» **Document segment**:
# Keeping the hood open



## KilJim (Nov 14, 2009)

This may be a silly question, i just bought a 98 Maxima, opened the hood to look around and realized it doesn't have the metal bar to hold the hood up
Am i missing the bar, or does the Maxima use something different to prop the hood open?

Thanks!


----------



## JNCoRacer (Apr 18, 2003)

It uses hood struts (or shocks). If yours are missing they can be replaced.


----------



## Dan1120 (Sep 26, 2009)

Mine were worn out so I got a set from autozone. $40 for the pair.


----------



## KilJim (Nov 14, 2009)

I think 1 of them are spoilt, seems to be leaking liquid when i keep the hood in a mid position

Thanks guys, i'll look up on changing the struts

Is there a way to check if my car was built with a keyless entry system?


----------



## JNCoRacer (Apr 18, 2003)

If you have a security light on your dash next to the cruise control switch then you have keyless entry.


----------



## KilJim (Nov 14, 2009)

Ah yes, i read up on the Security package which comes with keyless entry
Mine had that 

Thanks!


----------



## mgfiest (Sep 13, 2009)

You may try looking at redlinetuning.com they are interested in taking on new vehicles... they currently don't have that application but contact them and see what can be done


----------

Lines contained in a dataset
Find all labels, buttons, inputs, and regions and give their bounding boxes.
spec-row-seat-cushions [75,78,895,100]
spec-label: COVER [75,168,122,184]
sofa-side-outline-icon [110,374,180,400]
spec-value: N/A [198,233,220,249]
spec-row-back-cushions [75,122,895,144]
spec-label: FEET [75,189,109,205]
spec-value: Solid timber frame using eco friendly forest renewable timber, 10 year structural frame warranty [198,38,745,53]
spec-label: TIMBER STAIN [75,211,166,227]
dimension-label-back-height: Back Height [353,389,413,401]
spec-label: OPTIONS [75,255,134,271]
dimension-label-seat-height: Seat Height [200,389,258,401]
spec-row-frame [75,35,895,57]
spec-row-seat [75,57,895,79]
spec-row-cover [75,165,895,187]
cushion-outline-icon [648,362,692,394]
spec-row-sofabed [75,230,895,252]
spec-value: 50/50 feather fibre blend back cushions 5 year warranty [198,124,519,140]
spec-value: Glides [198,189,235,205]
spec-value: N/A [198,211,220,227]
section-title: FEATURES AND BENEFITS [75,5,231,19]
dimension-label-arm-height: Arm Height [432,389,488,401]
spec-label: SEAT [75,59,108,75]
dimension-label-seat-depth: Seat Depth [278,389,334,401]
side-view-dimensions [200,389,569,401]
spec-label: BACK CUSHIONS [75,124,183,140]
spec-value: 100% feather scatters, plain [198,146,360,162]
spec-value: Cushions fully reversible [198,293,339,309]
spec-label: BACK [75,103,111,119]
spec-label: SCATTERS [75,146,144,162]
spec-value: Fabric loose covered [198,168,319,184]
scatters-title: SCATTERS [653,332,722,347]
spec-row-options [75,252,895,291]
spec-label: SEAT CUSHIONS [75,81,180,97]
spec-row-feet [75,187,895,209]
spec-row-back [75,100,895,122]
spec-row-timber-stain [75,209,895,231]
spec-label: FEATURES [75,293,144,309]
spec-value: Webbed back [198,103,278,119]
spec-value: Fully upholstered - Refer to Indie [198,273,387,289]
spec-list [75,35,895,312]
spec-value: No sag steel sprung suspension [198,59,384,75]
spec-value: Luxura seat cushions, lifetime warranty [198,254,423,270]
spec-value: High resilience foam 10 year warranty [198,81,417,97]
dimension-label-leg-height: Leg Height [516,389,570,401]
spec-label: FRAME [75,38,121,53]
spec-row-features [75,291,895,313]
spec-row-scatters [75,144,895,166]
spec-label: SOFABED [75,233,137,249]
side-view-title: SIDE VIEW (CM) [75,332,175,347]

» **Task item**:
According to the forum thread about keeping the hood open, what does the Maxima use to hold its hood up?

» **Answer to the exercise**:
Hood struts (or shocks).